[Lines of data]
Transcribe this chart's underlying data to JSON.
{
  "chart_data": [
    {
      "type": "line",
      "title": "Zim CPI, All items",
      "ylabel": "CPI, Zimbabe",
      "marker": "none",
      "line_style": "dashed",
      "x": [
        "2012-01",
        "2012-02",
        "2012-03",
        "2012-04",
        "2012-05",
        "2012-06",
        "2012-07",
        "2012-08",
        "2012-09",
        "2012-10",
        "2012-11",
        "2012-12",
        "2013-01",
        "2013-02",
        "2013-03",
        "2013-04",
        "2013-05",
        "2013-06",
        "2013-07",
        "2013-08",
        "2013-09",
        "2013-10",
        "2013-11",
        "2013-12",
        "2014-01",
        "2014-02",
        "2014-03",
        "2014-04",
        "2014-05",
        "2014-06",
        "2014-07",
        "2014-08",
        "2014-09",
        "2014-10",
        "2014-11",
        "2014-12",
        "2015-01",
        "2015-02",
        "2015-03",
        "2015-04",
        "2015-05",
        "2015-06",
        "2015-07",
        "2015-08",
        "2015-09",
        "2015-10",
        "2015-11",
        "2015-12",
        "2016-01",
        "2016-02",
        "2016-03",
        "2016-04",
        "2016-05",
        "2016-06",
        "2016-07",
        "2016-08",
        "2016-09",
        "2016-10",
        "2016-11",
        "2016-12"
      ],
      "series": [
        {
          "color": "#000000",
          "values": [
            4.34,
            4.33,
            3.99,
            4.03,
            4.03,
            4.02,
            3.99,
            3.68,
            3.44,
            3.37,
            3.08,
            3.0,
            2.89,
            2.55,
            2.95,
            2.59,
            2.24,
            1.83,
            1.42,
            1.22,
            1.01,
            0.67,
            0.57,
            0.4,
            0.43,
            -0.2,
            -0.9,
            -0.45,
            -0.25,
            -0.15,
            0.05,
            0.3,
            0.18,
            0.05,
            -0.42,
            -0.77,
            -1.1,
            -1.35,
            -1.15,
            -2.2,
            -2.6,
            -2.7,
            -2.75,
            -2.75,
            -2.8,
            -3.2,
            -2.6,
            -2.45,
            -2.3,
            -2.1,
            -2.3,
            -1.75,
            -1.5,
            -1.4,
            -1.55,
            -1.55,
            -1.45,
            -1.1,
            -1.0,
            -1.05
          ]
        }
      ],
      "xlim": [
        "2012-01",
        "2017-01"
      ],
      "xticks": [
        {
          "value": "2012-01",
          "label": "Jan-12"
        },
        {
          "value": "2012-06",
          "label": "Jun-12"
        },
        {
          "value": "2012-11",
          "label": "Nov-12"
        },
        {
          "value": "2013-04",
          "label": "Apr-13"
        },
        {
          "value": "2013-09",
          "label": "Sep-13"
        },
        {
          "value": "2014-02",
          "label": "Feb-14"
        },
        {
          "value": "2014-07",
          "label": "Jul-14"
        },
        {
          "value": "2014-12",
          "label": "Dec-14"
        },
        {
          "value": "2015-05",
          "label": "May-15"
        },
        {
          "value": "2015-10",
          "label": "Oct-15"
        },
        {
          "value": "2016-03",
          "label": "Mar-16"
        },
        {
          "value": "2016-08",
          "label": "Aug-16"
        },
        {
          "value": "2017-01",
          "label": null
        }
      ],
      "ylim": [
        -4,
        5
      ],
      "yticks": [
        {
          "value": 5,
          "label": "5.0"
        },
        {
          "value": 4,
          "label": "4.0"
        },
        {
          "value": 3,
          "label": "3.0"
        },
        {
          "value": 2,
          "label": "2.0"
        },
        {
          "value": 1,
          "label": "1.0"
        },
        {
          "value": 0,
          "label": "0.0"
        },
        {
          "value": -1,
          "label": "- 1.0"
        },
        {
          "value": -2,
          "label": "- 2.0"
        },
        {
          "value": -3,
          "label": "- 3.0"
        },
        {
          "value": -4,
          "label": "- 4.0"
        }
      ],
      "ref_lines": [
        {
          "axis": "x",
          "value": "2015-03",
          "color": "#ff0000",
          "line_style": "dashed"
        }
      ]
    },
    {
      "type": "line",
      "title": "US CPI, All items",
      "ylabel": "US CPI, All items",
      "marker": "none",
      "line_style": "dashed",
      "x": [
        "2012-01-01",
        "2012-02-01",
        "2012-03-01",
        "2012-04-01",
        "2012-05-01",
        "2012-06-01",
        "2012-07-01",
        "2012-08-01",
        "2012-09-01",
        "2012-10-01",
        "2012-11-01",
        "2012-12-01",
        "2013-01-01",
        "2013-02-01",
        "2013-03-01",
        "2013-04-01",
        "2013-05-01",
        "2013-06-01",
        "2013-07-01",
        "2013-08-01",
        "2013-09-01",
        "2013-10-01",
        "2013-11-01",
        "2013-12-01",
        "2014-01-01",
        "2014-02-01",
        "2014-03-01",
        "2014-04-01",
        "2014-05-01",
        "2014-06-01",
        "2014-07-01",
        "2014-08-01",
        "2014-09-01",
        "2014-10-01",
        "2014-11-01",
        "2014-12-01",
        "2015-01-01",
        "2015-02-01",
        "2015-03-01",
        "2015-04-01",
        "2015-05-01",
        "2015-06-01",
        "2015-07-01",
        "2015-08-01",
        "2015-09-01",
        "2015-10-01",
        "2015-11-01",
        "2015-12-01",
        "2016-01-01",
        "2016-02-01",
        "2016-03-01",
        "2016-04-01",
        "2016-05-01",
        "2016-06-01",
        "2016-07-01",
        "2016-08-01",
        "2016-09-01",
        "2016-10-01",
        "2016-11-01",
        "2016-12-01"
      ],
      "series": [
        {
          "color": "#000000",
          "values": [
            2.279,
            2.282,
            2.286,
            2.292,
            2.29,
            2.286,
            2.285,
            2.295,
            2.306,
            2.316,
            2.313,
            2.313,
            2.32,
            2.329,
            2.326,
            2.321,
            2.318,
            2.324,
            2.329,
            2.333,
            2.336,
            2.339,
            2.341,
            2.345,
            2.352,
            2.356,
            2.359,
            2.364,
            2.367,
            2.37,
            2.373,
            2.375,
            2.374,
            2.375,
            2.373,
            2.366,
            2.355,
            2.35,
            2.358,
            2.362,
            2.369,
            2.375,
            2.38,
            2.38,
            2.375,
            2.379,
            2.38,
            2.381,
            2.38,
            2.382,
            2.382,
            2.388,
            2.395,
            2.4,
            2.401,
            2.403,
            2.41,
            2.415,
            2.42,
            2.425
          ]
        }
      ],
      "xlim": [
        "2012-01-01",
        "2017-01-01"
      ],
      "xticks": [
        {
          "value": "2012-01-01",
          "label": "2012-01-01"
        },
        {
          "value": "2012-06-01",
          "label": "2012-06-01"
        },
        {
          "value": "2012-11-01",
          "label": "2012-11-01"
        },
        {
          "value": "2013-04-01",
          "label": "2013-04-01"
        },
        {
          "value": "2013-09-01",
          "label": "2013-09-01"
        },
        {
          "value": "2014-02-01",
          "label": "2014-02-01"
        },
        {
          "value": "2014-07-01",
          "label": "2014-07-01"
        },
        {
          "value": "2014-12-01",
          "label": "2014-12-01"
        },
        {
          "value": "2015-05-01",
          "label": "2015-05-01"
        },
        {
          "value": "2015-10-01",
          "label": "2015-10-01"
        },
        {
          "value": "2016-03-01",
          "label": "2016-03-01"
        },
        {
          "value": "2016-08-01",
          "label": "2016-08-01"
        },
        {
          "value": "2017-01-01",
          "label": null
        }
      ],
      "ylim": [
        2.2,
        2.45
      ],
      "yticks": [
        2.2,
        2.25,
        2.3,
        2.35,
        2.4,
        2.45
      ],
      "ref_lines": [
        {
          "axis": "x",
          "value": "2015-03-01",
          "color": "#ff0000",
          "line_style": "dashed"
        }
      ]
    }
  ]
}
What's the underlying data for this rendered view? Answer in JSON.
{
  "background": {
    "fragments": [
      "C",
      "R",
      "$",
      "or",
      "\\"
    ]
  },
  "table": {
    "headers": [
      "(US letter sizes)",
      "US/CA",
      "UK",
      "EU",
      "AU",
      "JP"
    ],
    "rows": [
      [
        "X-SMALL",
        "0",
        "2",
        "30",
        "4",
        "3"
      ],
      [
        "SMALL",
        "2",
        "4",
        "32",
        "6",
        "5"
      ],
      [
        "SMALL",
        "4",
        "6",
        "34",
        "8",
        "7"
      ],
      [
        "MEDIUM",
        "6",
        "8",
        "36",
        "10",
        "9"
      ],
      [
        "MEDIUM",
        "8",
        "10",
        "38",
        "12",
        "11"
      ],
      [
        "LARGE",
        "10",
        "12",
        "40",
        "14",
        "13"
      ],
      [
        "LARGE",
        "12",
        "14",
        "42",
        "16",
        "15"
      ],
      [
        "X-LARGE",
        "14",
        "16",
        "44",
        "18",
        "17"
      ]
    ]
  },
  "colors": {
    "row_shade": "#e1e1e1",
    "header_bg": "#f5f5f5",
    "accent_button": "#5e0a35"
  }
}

▸ **Work to do**: From the line containing "What's the underlying" through the closing line of the material above, return every line exactly and omit all others.

▸ **Response to this exercise**:
What's the underlying data for this rendered view? Answer in JSON.
{
  "background": {
    "fragments": [
      "C",
      "R",
      "$",
      "or",
      "\\"
    ]
  },
  "table": {
    "headers": [
      "(US letter sizes)",
      "US/CA",
      "UK",
      "EU",
      "AU",
      "JP"
    ],
    "rows": [
      [
        "X-SMALL",
        "0",
        "2",
        "30",
        "4",
        "3"
      ],
      [
        "SMALL",
        "2",
        "4",
        "32",
        "6",
        "5"
      ],
      [
        "SMALL",
        "4",
        "6",
        "34",
        "8",
        "7"
      ],
      [
        "MEDIUM",
        "6",
        "8",
        "36",
        "10",
        "9"
      ],
      [
        "MEDIUM",
        "8",
        "10",
        "38",
        "12",
        "11"
      ],
      [
        "LARGE",
        "10",
        "12",
        "40",
        "14",
        "13"
      ],
      [
        "LARGE",
        "12",
        "14",
        "42",
        "16",
        "15"
      ],
      [
        "X-LARGE",
        "14",
        "16",
        "44",
        "18",
        "17"
      ]
    ]
  },
  "colors": {
    "row_shade": "#e1e1e1",
    "header_bg": "#f5f5f5",
    "accent_button": "#5e0a35"
  }
}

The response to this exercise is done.